**Your instructions**
In the listing below, locate the lines that hold the string "امور". Copy those lines.

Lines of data
↓
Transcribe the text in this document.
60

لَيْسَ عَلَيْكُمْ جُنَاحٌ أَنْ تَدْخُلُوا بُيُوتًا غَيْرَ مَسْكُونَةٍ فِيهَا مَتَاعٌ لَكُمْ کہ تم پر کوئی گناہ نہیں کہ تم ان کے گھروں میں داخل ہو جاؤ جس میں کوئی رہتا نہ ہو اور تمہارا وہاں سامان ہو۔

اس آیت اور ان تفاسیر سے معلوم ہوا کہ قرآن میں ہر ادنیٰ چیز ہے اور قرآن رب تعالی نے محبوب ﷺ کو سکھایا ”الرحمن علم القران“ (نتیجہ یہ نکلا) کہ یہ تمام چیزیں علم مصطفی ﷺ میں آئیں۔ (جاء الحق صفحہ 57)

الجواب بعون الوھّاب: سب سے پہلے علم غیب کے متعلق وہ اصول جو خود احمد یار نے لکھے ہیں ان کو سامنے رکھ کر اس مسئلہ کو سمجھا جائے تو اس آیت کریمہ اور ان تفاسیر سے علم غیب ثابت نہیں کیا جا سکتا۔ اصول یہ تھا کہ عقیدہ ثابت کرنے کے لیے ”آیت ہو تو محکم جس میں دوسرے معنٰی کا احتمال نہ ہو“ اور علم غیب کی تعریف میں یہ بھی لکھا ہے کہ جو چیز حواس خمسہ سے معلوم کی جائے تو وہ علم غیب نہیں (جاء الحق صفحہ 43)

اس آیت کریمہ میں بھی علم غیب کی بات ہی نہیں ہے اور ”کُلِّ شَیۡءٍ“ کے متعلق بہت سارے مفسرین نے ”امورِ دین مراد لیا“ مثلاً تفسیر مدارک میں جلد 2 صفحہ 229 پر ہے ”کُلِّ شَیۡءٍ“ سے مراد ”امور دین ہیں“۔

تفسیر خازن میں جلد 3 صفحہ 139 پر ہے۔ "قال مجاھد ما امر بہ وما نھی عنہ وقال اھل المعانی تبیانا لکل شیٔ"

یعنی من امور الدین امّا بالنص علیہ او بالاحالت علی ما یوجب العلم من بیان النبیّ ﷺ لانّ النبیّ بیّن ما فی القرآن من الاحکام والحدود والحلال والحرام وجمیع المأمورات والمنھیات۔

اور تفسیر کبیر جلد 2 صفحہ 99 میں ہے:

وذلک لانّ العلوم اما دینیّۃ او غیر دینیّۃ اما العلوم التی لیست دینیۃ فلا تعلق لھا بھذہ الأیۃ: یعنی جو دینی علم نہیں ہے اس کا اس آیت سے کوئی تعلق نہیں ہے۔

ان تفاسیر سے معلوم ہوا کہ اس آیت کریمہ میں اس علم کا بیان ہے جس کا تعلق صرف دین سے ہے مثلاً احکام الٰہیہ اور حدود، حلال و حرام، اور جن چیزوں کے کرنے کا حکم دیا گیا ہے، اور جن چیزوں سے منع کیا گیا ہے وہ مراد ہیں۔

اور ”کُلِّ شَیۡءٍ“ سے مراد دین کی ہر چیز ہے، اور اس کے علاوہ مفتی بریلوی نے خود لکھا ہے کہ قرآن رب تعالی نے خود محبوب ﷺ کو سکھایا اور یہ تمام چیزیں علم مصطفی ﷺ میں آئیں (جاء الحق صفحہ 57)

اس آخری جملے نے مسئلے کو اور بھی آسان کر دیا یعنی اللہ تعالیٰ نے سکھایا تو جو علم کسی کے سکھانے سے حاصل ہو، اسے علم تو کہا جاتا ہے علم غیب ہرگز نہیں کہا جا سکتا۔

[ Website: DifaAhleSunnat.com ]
↑
**Problem solution**
اس آیت کریمہ میں بھی علم غیب کی بات ہی نہیں ہے اور ”کُلِّ شَیۡءٍ“ کے متعلق بہت سارے مفسرین نے ”امورِ دین مراد لیا“ مثلاً تفسیر مدارک میں جلد 2 صفحہ 229 پر ہے ”کُلِّ شَیۡءٍ“ سے مراد ”امور دین ہیں“۔
یعنی من امور الدین امّا بالنص علیہ او بالاحالت علی ما یوجب العلم من بیان النبیّ ﷺ لانّ النبیّ بیّن ما فی القرآن من الاحکام والحدود والحلال والحرام وجمیع المأمورات والمنھیات۔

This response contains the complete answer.